Task description
Skip the images and return the records below exactly.

Part of a data file:
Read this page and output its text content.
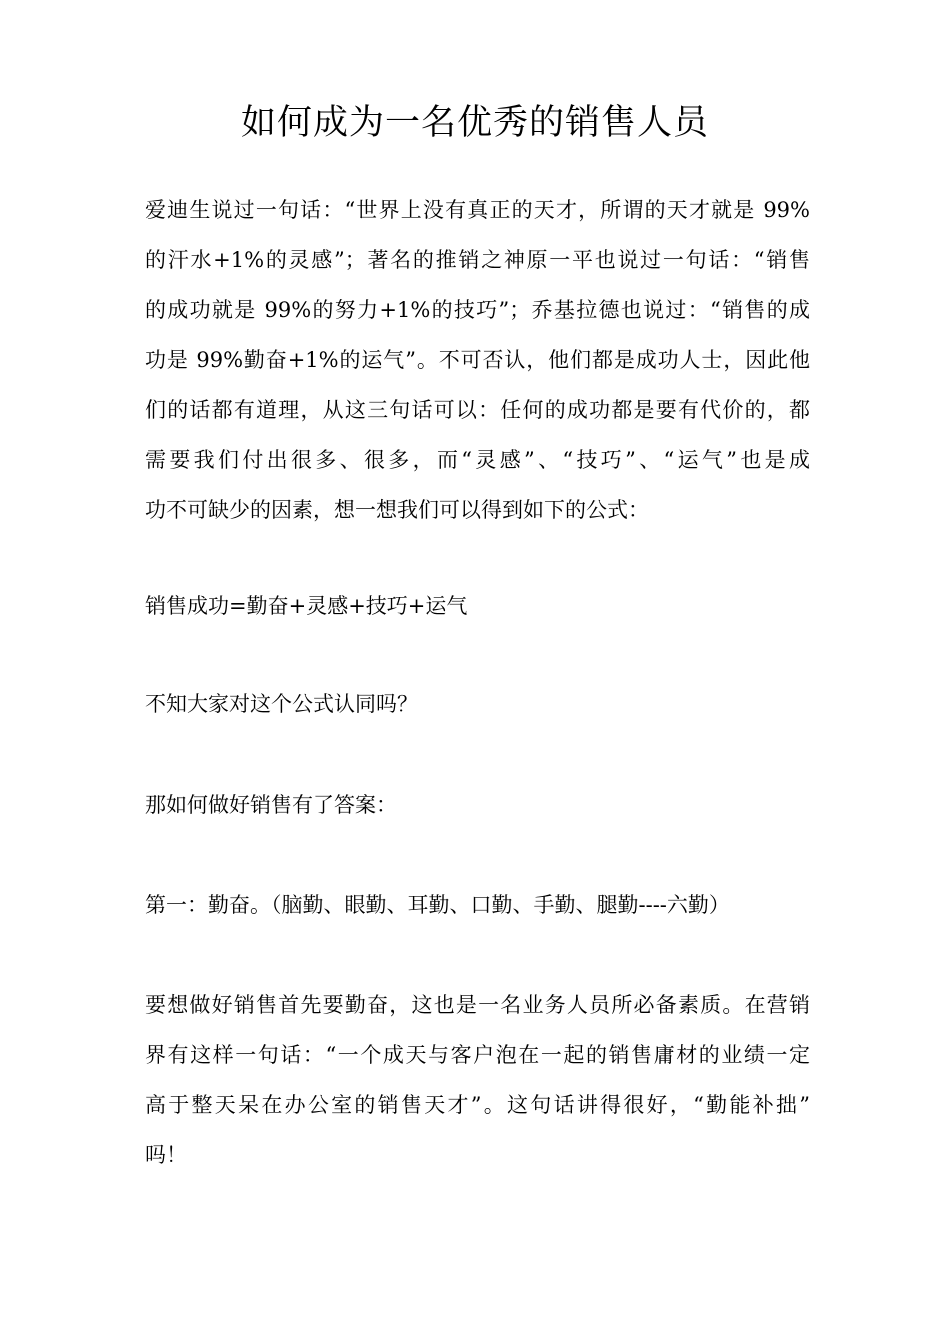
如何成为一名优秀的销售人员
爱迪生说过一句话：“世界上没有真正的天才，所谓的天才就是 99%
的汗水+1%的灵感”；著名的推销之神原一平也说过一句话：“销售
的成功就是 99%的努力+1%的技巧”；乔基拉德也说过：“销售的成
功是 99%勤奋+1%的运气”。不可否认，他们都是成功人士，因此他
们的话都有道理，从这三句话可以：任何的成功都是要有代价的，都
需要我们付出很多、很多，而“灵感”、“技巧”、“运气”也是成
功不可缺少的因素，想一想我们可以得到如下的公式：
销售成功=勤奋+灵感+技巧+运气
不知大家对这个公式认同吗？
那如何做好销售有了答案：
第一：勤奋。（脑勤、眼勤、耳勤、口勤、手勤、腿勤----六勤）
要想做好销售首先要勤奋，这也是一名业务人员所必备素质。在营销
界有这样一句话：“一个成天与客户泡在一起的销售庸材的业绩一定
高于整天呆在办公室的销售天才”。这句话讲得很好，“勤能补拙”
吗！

Exercise answer
Read this page and output its text content.
如何成为一名优秀的销售人员
爱迪生说过一句话：“世界上没有真正的天才，所谓的天才就是 99%
的汗水+1%的灵感”；著名的推销之神原一平也说过一句话：“销售
的成功就是 99%的努力+1%的技巧”；乔基拉德也说过：“销售的成
功是 99%勤奋+1%的运气”。不可否认，他们都是成功人士，因此他
们的话都有道理，从这三句话可以：任何的成功都是要有代价的，都
需要我们付出很多、很多，而“灵感”、“技巧”、“运气”也是成
功不可缺少的因素，想一想我们可以得到如下的公式：
销售成功=勤奋+灵感+技巧+运气
不知大家对这个公式认同吗？
那如何做好销售有了答案：
第一：勤奋。（脑勤、眼勤、耳勤、口勤、手勤、腿勤----六勤）
要想做好销售首先要勤奋，这也是一名业务人员所必备素质。在营销
界有这样一句话：“一个成天与客户泡在一起的销售庸材的业绩一定
高于整天呆在办公室的销售天才”。这句话讲得很好，“勤能补拙”
吗！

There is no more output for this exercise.